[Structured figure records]
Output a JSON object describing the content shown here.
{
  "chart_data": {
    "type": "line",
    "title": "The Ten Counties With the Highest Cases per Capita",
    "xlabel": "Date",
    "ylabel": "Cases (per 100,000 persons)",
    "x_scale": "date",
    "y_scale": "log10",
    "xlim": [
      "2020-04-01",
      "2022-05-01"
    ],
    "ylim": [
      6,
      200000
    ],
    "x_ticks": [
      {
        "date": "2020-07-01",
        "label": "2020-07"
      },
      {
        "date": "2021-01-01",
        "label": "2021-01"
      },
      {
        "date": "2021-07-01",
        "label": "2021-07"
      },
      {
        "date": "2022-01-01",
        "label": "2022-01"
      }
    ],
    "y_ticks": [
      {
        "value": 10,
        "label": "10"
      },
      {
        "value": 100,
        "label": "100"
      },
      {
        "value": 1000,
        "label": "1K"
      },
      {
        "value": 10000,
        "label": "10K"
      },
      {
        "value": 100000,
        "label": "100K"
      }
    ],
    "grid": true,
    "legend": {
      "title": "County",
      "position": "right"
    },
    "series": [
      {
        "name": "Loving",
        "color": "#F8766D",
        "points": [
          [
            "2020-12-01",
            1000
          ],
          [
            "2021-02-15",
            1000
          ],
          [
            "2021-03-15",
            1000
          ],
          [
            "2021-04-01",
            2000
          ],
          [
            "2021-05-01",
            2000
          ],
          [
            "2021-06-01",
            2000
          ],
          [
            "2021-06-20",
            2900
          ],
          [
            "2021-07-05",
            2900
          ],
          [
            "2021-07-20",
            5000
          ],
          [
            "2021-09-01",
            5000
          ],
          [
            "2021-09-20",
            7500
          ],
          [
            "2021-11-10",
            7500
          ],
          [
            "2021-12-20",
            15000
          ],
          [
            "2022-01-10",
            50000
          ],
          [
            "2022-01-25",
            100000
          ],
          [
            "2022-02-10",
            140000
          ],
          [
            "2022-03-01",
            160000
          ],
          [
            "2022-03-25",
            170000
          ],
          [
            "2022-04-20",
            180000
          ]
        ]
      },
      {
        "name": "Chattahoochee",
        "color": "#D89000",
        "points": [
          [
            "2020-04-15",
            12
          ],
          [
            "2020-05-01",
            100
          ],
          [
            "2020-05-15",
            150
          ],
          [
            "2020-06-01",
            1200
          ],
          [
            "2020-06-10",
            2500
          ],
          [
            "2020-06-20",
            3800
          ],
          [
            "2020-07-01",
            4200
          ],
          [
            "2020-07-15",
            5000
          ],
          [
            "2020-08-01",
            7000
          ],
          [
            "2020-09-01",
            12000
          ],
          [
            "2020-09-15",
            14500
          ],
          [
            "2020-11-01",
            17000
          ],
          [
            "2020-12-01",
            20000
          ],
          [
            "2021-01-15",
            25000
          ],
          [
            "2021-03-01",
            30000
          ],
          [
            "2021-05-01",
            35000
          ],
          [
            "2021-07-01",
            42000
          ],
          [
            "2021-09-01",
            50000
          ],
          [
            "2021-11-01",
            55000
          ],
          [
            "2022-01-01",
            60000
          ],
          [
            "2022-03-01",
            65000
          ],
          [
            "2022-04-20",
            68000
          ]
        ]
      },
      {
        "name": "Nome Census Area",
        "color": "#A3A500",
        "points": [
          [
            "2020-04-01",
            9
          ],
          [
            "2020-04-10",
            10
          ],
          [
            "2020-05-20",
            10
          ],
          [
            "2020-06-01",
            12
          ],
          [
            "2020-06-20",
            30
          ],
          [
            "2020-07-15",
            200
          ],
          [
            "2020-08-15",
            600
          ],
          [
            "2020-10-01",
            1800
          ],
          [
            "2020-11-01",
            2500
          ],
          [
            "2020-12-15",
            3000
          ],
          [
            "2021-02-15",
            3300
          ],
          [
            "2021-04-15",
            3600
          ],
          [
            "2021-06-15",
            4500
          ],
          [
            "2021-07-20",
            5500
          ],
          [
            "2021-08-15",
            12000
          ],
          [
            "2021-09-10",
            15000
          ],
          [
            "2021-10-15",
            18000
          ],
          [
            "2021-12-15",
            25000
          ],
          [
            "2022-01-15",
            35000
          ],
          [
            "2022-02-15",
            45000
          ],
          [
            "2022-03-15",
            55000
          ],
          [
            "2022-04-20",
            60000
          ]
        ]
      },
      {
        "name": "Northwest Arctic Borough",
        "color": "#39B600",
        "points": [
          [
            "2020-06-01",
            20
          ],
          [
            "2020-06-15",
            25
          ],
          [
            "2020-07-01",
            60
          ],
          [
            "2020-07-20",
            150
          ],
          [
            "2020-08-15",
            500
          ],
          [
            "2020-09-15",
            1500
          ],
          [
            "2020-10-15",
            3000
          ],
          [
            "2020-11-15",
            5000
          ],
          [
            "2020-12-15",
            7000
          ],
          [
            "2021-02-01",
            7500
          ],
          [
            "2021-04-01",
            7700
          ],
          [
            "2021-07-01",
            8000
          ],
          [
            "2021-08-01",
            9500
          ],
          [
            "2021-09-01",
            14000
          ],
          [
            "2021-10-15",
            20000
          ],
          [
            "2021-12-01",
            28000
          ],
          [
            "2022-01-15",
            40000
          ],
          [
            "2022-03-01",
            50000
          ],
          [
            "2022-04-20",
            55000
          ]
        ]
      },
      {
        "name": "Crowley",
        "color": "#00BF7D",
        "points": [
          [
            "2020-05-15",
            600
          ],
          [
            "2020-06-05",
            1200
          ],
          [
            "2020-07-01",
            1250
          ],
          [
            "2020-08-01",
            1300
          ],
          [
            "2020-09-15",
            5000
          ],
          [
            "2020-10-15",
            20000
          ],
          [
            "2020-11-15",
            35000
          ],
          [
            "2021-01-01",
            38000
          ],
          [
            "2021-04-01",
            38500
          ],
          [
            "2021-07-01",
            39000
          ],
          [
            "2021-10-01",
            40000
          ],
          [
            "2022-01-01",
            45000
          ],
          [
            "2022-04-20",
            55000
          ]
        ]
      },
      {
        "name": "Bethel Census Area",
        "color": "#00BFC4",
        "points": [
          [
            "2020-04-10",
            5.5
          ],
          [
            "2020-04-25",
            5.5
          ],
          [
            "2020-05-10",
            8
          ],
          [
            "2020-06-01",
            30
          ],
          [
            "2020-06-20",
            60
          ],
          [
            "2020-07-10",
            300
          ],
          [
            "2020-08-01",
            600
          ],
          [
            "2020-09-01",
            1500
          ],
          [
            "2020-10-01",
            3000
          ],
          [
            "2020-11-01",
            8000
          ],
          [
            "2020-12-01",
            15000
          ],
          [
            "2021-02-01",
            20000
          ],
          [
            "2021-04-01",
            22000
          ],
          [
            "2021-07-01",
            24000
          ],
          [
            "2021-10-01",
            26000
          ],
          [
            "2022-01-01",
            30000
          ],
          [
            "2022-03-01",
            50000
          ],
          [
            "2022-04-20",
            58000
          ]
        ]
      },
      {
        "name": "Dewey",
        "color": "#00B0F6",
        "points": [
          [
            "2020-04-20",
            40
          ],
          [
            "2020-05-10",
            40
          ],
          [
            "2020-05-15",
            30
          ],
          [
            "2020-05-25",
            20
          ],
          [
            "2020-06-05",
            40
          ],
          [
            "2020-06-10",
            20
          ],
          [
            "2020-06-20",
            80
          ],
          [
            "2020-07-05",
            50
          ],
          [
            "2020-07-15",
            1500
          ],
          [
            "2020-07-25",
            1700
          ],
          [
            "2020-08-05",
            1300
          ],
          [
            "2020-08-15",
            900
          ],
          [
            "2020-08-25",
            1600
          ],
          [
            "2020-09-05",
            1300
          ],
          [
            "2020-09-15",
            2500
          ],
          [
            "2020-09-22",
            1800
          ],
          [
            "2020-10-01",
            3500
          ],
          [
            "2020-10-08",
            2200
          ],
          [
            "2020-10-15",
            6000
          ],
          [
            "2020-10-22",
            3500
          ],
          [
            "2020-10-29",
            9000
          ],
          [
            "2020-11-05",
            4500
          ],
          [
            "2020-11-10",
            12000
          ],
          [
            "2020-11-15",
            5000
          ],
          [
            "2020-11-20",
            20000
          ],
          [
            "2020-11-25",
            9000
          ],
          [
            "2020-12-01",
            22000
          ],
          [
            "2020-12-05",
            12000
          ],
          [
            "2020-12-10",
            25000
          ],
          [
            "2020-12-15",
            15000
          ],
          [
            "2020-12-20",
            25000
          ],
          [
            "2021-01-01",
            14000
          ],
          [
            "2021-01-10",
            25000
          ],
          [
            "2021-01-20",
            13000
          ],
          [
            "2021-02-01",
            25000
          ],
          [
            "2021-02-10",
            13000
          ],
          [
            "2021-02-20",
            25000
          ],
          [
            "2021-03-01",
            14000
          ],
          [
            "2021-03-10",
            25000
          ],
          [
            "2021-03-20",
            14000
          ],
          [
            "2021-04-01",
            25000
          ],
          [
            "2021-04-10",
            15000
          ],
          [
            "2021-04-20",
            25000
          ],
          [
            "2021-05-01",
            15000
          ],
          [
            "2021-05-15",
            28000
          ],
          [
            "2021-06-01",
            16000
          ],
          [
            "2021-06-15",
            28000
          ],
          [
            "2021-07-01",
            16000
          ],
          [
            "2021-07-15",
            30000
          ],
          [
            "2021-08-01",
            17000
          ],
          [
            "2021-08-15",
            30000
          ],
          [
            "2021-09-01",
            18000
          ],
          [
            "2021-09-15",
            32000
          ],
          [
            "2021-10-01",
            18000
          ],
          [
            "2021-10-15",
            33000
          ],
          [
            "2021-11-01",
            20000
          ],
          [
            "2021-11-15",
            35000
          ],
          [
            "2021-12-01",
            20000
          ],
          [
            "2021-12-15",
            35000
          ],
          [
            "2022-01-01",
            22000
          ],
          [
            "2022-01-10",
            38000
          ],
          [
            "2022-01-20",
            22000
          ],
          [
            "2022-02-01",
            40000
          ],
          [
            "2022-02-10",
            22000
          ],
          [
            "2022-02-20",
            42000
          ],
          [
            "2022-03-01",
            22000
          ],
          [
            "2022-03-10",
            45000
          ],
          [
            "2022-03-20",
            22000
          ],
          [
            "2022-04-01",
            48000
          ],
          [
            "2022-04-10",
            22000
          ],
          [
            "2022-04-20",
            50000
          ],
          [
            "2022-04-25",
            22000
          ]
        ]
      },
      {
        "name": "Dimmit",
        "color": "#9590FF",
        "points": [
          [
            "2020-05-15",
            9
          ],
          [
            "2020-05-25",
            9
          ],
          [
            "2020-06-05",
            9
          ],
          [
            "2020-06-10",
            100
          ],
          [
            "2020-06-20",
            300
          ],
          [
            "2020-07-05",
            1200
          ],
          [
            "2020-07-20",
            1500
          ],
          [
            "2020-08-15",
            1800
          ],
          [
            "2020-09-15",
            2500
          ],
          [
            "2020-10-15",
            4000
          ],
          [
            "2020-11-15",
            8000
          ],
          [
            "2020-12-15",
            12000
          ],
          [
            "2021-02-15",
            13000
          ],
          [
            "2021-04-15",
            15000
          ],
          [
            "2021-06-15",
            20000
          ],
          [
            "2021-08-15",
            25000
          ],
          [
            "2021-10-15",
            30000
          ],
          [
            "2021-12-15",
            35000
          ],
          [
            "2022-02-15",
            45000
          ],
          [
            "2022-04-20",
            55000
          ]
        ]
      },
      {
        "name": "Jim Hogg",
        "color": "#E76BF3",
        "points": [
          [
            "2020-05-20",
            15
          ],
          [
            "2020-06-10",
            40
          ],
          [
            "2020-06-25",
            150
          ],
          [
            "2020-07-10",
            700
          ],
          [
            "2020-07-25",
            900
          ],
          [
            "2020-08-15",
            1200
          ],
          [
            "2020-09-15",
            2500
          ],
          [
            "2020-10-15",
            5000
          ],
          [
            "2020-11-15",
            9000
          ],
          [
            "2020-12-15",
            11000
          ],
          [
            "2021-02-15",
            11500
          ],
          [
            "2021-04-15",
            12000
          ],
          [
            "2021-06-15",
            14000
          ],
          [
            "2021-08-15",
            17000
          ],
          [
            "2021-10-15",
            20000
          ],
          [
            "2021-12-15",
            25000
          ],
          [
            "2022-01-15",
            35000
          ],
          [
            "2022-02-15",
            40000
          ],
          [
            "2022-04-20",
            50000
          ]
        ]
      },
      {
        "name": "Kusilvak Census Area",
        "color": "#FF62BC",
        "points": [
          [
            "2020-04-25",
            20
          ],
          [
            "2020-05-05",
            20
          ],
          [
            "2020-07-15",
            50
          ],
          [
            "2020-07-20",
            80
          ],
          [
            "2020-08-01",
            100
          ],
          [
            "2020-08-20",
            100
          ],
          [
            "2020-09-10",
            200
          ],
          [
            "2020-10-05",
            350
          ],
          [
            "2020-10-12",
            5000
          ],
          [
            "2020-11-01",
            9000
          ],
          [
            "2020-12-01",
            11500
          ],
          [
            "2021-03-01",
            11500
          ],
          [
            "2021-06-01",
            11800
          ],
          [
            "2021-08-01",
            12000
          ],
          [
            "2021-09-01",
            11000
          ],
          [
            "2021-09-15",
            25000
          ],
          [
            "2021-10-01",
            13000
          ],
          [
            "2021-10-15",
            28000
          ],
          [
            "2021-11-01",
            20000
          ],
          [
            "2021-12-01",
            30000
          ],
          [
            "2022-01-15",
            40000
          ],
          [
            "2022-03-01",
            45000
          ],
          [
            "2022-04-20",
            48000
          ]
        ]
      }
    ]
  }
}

WORK TO DO
Scan the material and collect every line that contains "Cases".

TASK ANSWER
    "title": "The Ten Counties With the Highest Cases per Capita",
    "ylabel": "Cases (per 100,000 persons)",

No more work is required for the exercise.